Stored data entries
** START **

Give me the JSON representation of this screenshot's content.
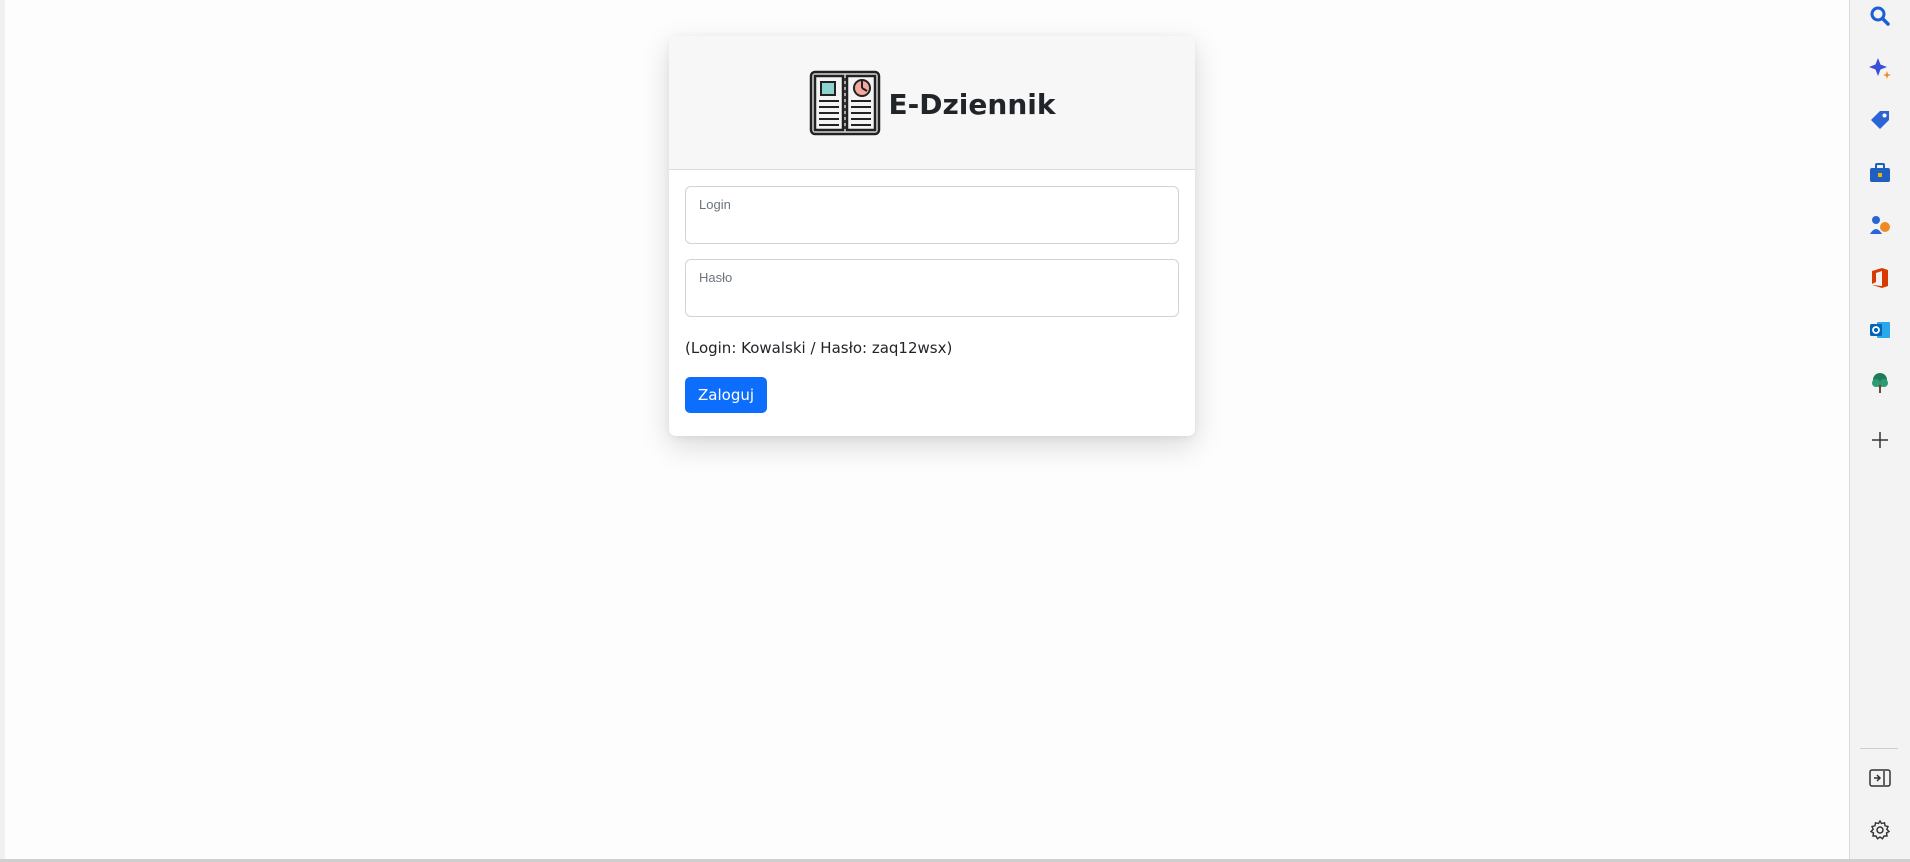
{
  "brand": {
    "title": "E-Dziennik"
  },
  "form": {
    "login_label": "Login",
    "password_label": "Hasło",
    "hint": "(Login: Kowalski / Hasło: zaq12wsx)",
    "submit_label": "Zaloguj"
  },
  "sidebar": {
    "items": [
      {
        "icon": "search-icon"
      },
      {
        "icon": "copilot-sparkle-icon"
      },
      {
        "icon": "shopping-tag-icon"
      },
      {
        "icon": "tools-briefcase-icon"
      },
      {
        "icon": "games-icon"
      },
      {
        "icon": "office-icon"
      },
      {
        "icon": "outlook-icon"
      },
      {
        "icon": "tree-icon"
      },
      {
        "icon": "add-icon"
      }
    ],
    "bottom": [
      {
        "icon": "hide-sidebar-icon"
      },
      {
        "icon": "settings-gear-icon"
      }
    ]
  },
  "colors": {
    "primary": "#0d6efd",
    "card_header_bg": "#f7f7f7"
  }
}
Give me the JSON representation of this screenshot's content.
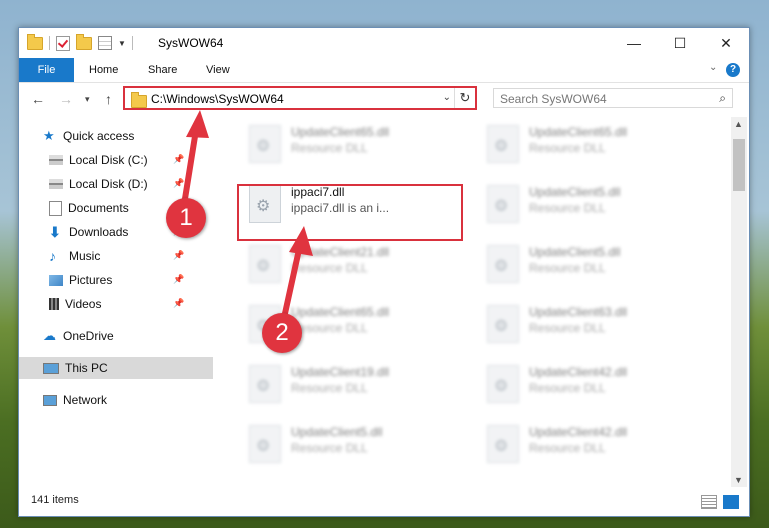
{
  "window": {
    "title": "SysWOW64",
    "controls": {
      "minimize": "—",
      "maximize": "☐",
      "close": "✕"
    }
  },
  "ribbon": {
    "tabs": [
      {
        "label": "File"
      },
      {
        "label": "Home"
      },
      {
        "label": "Share"
      },
      {
        "label": "View"
      }
    ],
    "help_label": "?"
  },
  "nav": {
    "address_path": "C:\\Windows\\SysWOW64",
    "search_placeholder": "Search SysWOW64"
  },
  "sidebar": {
    "items": [
      {
        "label": "Quick access",
        "icon": "star-icon",
        "pinned": false
      },
      {
        "label": "Local Disk (C:)",
        "icon": "drive-icon",
        "pinned": true
      },
      {
        "label": "Local Disk (D:)",
        "icon": "drive-icon",
        "pinned": true
      },
      {
        "label": "Documents",
        "icon": "documents-icon",
        "pinned": true
      },
      {
        "label": "Downloads",
        "icon": "download-icon",
        "pinned": true
      },
      {
        "label": "Music",
        "icon": "music-icon",
        "pinned": true
      },
      {
        "label": "Pictures",
        "icon": "pictures-icon",
        "pinned": true
      },
      {
        "label": "Videos",
        "icon": "videos-icon",
        "pinned": true
      },
      {
        "label": "OneDrive",
        "icon": "cloud-icon",
        "pinned": false
      },
      {
        "label": "This PC",
        "icon": "computer-icon",
        "pinned": false,
        "selected": true
      },
      {
        "label": "Network",
        "icon": "network-icon",
        "pinned": false
      }
    ]
  },
  "files": [
    {
      "name": "UpdateClient65.dll",
      "desc": "Resource DLL"
    },
    {
      "name": "UpdateClient65.dll",
      "desc": "Resource DLL"
    },
    {
      "name": "ippaci7.dll",
      "desc": "ippaci7.dll is an i..."
    },
    {
      "name": "UpdateClient5.dll",
      "desc": "Resource DLL"
    },
    {
      "name": "UpdateClient21.dll",
      "desc": "Resource DLL"
    },
    {
      "name": "UpdateClient5.dll",
      "desc": "Resource DLL"
    },
    {
      "name": "UpdateClient65.dll",
      "desc": "Resource DLL"
    },
    {
      "name": "UpdateClient63.dll",
      "desc": "Resource DLL"
    },
    {
      "name": "UpdateClient19.dll",
      "desc": "Resource DLL"
    },
    {
      "name": "UpdateClient42.dll",
      "desc": "Resource DLL"
    },
    {
      "name": "UpdateClient5.dll",
      "desc": "Resource DLL"
    },
    {
      "name": "UpdateClient42.dll",
      "desc": "Resource DLL"
    }
  ],
  "status": {
    "item_count": "141 items"
  },
  "annotations": {
    "badge1": "1",
    "badge2": "2"
  },
  "colors": {
    "accent": "#1979ca",
    "highlight": "#d9313d"
  }
}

** END **

Do not include images; quote all of the entries above exactly.

Give me the JSON representation of this screenshot's content.
{
  "brand": {
    "title": "E-Dziennik"
  },
  "form": {
    "login_label": "Login",
    "password_label": "Hasło",
    "hint": "(Login: Kowalski / Hasło: zaq12wsx)",
    "submit_label": "Zaloguj"
  },
  "sidebar": {
    "items": [
      {
        "icon": "search-icon"
      },
      {
        "icon": "copilot-sparkle-icon"
      },
      {
        "icon": "shopping-tag-icon"
      },
      {
        "icon": "tools-briefcase-icon"
      },
      {
        "icon": "games-icon"
      },
      {
        "icon": "office-icon"
      },
      {
        "icon": "outlook-icon"
      },
      {
        "icon": "tree-icon"
      },
      {
        "icon": "add-icon"
      }
    ],
    "bottom": [
      {
        "icon": "hide-sidebar-icon"
      },
      {
        "icon": "settings-gear-icon"
      }
    ]
  },
  "colors": {
    "primary": "#0d6efd",
    "card_header_bg": "#f7f7f7"
  }
}
Give me the JSON representation of this screenshot's content.
{
  "window": {
    "title": "SysWOW64",
    "controls": {
      "minimize": "—",
      "maximize": "☐",
      "close": "✕"
    }
  },
  "ribbon": {
    "tabs": [
      {
        "label": "File"
      },
      {
        "label": "Home"
      },
      {
        "label": "Share"
      },
      {
        "label": "View"
      }
    ],
    "help_label": "?"
  },
  "nav": {
    "address_path": "C:\\Windows\\SysWOW64",
    "search_placeholder": "Search SysWOW64"
  },
  "sidebar": {
    "items": [
      {
        "label": "Quick access",
        "icon": "star-icon",
        "pinned": false
      },
      {
        "label": "Local Disk (C:)",
        "icon": "drive-icon",
        "pinned": true
      },
      {
        "label": "Local Disk (D:)",
        "icon": "drive-icon",
        "pinned": true
      },
      {
        "label": "Documents",
        "icon": "documents-icon",
        "pinned": true
      },
      {
        "label": "Downloads",
        "icon": "download-icon",
        "pinned": true
      },
      {
        "label": "Music",
        "icon": "music-icon",
        "pinned": true
      },
      {
        "label": "Pictures",
        "icon": "pictures-icon",
        "pinned": true
      },
      {
        "label": "Videos",
        "icon": "videos-icon",
        "pinned": true
      },
      {
        "label": "OneDrive",
        "icon": "cloud-icon",
        "pinned": false
      },
      {
        "label": "This PC",
        "icon": "computer-icon",
        "pinned": false,
        "selected": true
      },
      {
        "label": "Network",
        "icon": "network-icon",
        "pinned": false
      }
    ]
  },
  "files": [
    {
      "name": "UpdateClient65.dll",
      "desc": "Resource DLL"
    },
    {
      "name": "UpdateClient65.dll",
      "desc": "Resource DLL"
    },
    {
      "name": "ippaci7.dll",
      "desc": "ippaci7.dll is an i..."
    },
    {
      "name": "UpdateClient5.dll",
      "desc": "Resource DLL"
    },
    {
      "name": "UpdateClient21.dll",
      "desc": "Resource DLL"
    },
    {
      "name": "UpdateClient5.dll",
      "desc": "Resource DLL"
    },
    {
      "name": "UpdateClient65.dll",
      "desc": "Resource DLL"
    },
    {
      "name": "UpdateClient63.dll",
      "desc": "Resource DLL"
    },
    {
      "name": "UpdateClient19.dll",
      "desc": "Resource DLL"
    },
    {
      "name": "UpdateClient42.dll",
      "desc": "Resource DLL"
    },
    {
      "name": "UpdateClient5.dll",
      "desc": "Resource DLL"
    },
    {
      "name": "UpdateClient42.dll",
      "desc": "Resource DLL"
    }
  ],
  "status": {
    "item_count": "141 items"
  },
  "annotations": {
    "badge1": "1",
    "badge2": "2"
  },
  "colors": {
    "accent": "#1979ca",
    "highlight": "#d9313d"
  }
}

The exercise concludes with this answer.